[Data supplied]:
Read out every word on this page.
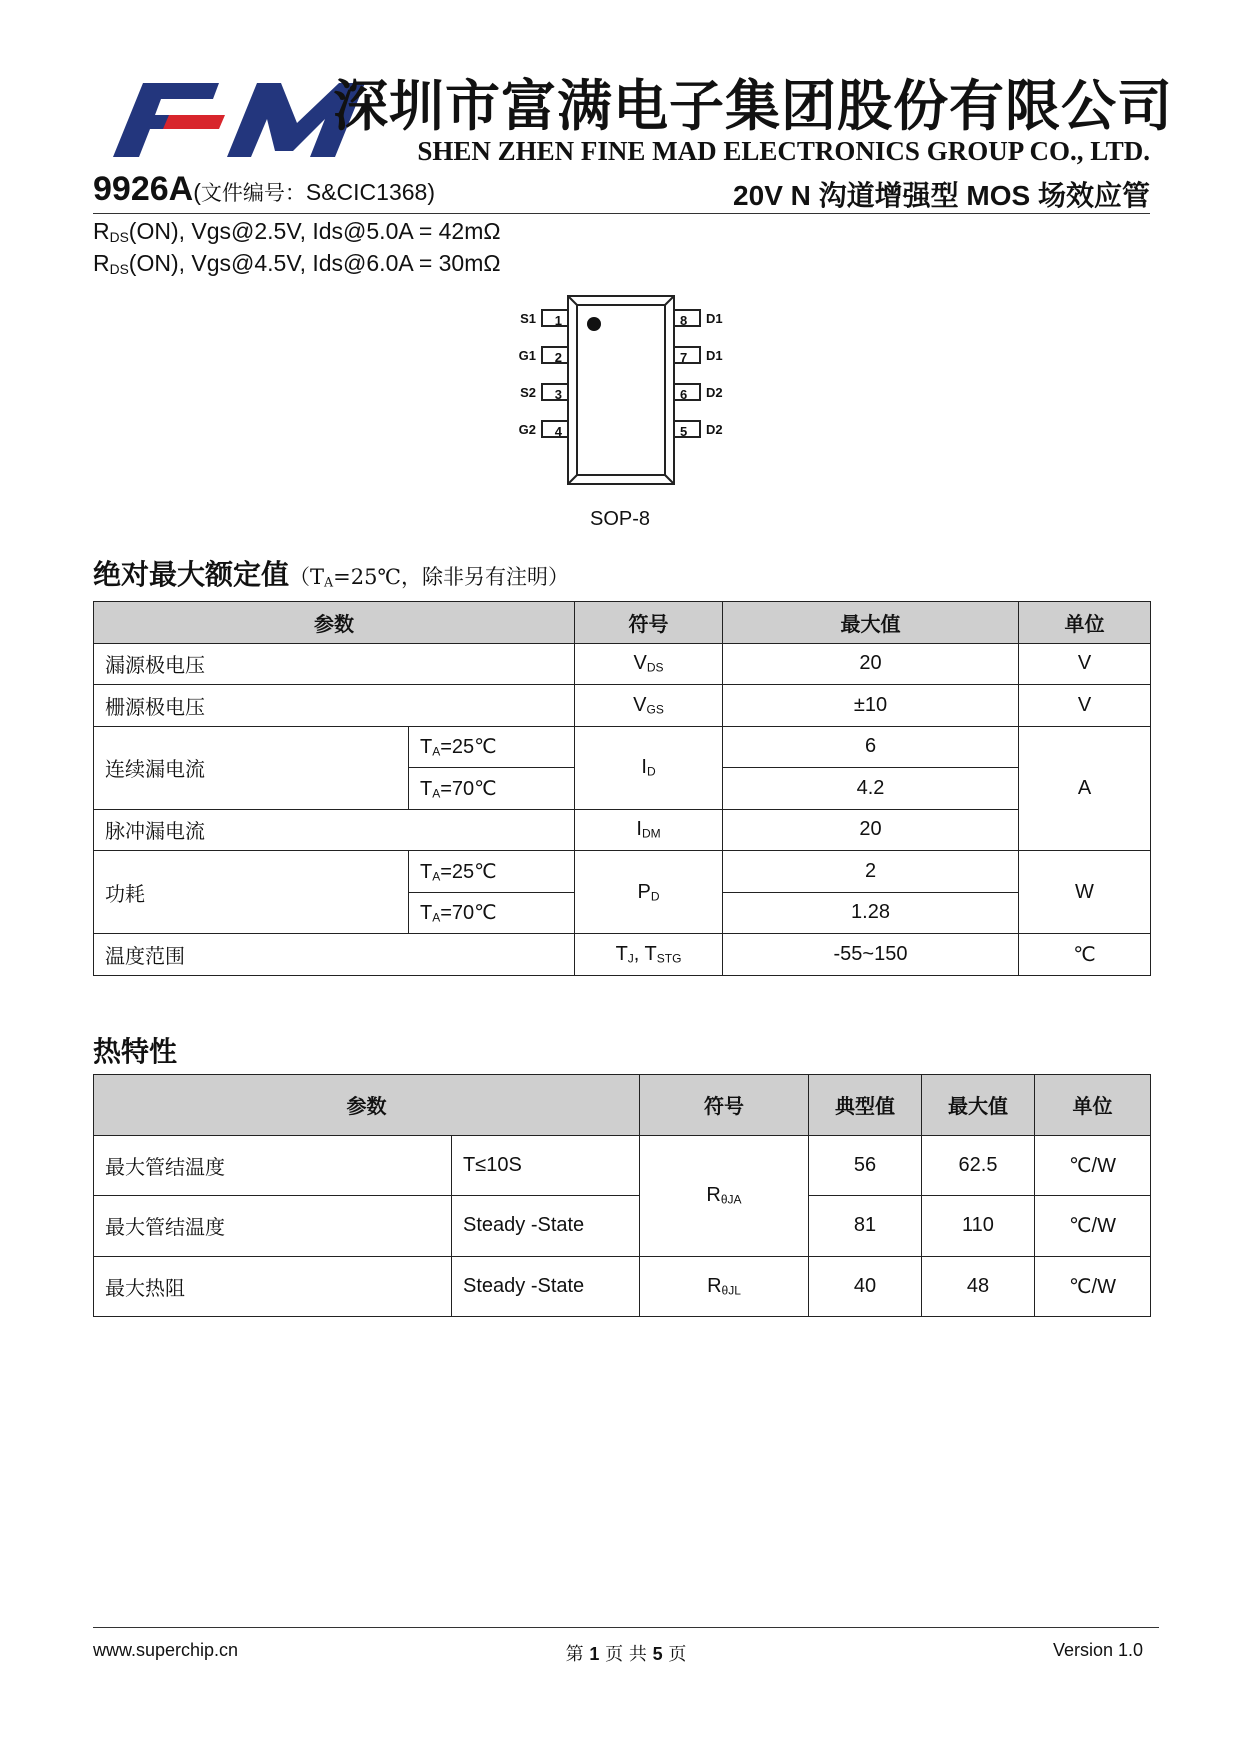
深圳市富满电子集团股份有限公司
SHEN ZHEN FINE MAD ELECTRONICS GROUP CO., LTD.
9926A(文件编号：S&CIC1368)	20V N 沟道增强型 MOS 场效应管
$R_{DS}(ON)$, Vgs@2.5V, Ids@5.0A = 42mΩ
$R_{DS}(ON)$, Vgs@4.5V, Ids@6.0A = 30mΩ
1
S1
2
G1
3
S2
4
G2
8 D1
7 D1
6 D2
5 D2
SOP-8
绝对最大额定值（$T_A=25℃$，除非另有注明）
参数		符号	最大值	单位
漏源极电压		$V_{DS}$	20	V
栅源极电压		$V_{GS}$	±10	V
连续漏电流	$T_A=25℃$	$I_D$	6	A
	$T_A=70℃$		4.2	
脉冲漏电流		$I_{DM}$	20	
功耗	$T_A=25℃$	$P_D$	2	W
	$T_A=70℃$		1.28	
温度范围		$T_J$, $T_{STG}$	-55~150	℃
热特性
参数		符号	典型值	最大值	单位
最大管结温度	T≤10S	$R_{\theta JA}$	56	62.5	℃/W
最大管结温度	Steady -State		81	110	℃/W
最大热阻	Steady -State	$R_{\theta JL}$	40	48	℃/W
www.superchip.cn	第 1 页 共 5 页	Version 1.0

[Requirements]: Give all the entries again exactly, dropping each picture.

[Reply to the task]:
Read out every word on this page.
深圳市富满电子集团股份有限公司
SHEN ZHEN FINE MAD ELECTRONICS GROUP CO., LTD.
9926A(文件编号：S&CIC1368)	20V N 沟道增强型 MOS 场效应管
$R_{DS}(ON)$, Vgs@2.5V, Ids@5.0A = 42mΩ
$R_{DS}(ON)$, Vgs@4.5V, Ids@6.0A = 30mΩ
1
S1
2
G1
3
S2
4
G2
8 D1
7 D1
6 D2
5 D2
SOP-8
绝对最大额定值（$T_A=25℃$，除非另有注明）
参数		符号	最大值	单位
漏源极电压		$V_{DS}$	20	V
栅源极电压		$V_{GS}$	±10	V
连续漏电流	$T_A=25℃$	$I_D$	6	A
	$T_A=70℃$		4.2	
脉冲漏电流		$I_{DM}$	20	
功耗	$T_A=25℃$	$P_D$	2	W
	$T_A=70℃$		1.28	
温度范围		$T_J$, $T_{STG}$	-55~150	℃
热特性
参数		符号	典型值	最大值	单位
最大管结温度	T≤10S	$R_{\theta JA}$	56	62.5	℃/W
最大管结温度	Steady -State		81	110	℃/W
最大热阻	Steady -State	$R_{\theta JL}$	40	48	℃/W
www.superchip.cn	第 1 页 共 5 页	Version 1.0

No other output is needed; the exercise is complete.